About this exercise
Set each record down exactly, excluding all images.

Records drawn from a dataset
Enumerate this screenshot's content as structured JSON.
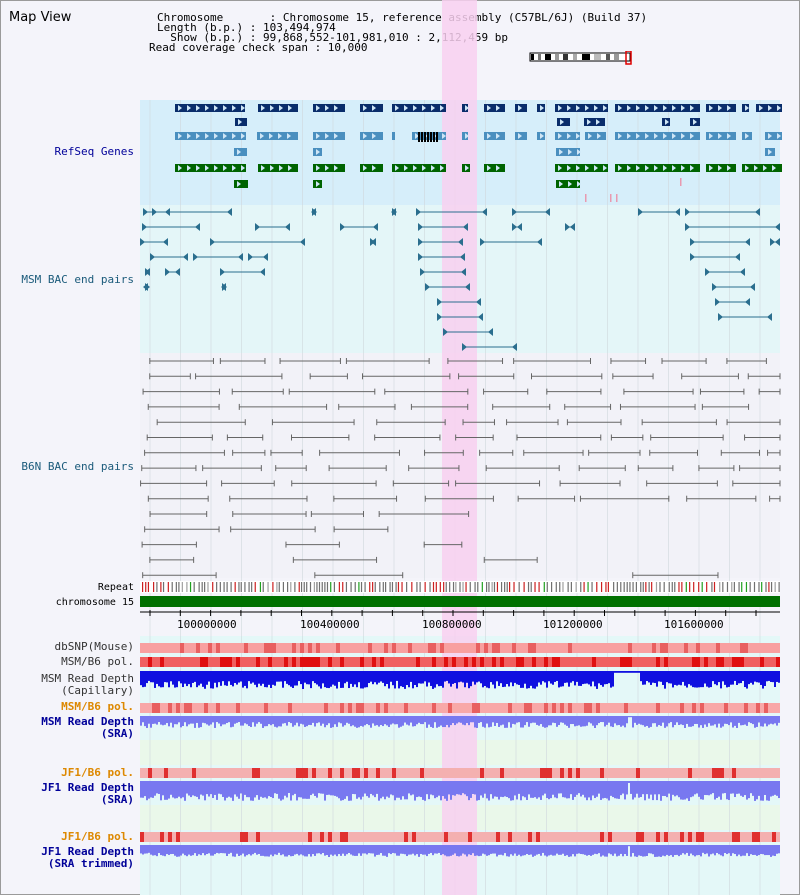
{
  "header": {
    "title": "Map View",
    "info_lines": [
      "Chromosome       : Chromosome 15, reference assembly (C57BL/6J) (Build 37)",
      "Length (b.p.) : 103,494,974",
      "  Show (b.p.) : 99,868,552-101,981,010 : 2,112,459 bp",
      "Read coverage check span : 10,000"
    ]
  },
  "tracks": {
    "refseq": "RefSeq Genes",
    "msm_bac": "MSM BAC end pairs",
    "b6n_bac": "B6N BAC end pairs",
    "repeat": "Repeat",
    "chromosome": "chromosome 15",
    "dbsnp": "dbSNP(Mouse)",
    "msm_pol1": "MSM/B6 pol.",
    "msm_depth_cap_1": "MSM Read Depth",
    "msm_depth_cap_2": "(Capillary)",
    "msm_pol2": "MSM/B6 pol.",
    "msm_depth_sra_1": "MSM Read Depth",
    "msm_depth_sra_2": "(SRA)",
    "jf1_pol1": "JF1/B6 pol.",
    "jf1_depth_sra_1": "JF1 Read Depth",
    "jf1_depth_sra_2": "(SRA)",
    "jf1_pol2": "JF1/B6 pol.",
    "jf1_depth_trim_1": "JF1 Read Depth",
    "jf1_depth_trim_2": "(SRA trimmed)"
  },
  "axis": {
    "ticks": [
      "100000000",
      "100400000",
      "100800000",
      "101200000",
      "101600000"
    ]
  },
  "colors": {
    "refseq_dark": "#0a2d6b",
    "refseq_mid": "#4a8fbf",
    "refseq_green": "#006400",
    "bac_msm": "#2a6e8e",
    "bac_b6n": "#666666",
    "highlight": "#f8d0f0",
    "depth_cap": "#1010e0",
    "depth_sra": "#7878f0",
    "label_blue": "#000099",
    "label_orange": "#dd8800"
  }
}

Expected answer
Enumerate this screenshot's content as structured JSON.
{
  "header": {
    "title": "Map View",
    "info_lines": [
      "Chromosome       : Chromosome 15, reference assembly (C57BL/6J) (Build 37)",
      "Length (b.p.) : 103,494,974",
      "  Show (b.p.) : 99,868,552-101,981,010 : 2,112,459 bp",
      "Read coverage check span : 10,000"
    ]
  },
  "tracks": {
    "refseq": "RefSeq Genes",
    "msm_bac": "MSM BAC end pairs",
    "b6n_bac": "B6N BAC end pairs",
    "repeat": "Repeat",
    "chromosome": "chromosome 15",
    "dbsnp": "dbSNP(Mouse)",
    "msm_pol1": "MSM/B6 pol.",
    "msm_depth_cap_1": "MSM Read Depth",
    "msm_depth_cap_2": "(Capillary)",
    "msm_pol2": "MSM/B6 pol.",
    "msm_depth_sra_1": "MSM Read Depth",
    "msm_depth_sra_2": "(SRA)",
    "jf1_pol1": "JF1/B6 pol.",
    "jf1_depth_sra_1": "JF1 Read Depth",
    "jf1_depth_sra_2": "(SRA)",
    "jf1_pol2": "JF1/B6 pol.",
    "jf1_depth_trim_1": "JF1 Read Depth",
    "jf1_depth_trim_2": "(SRA trimmed)"
  },
  "axis": {
    "ticks": [
      "100000000",
      "100400000",
      "100800000",
      "101200000",
      "101600000"
    ]
  },
  "colors": {
    "refseq_dark": "#0a2d6b",
    "refseq_mid": "#4a8fbf",
    "refseq_green": "#006400",
    "bac_msm": "#2a6e8e",
    "bac_b6n": "#666666",
    "highlight": "#f8d0f0",
    "depth_cap": "#1010e0",
    "depth_sra": "#7878f0",
    "label_blue": "#000099",
    "label_orange": "#dd8800"
  }
}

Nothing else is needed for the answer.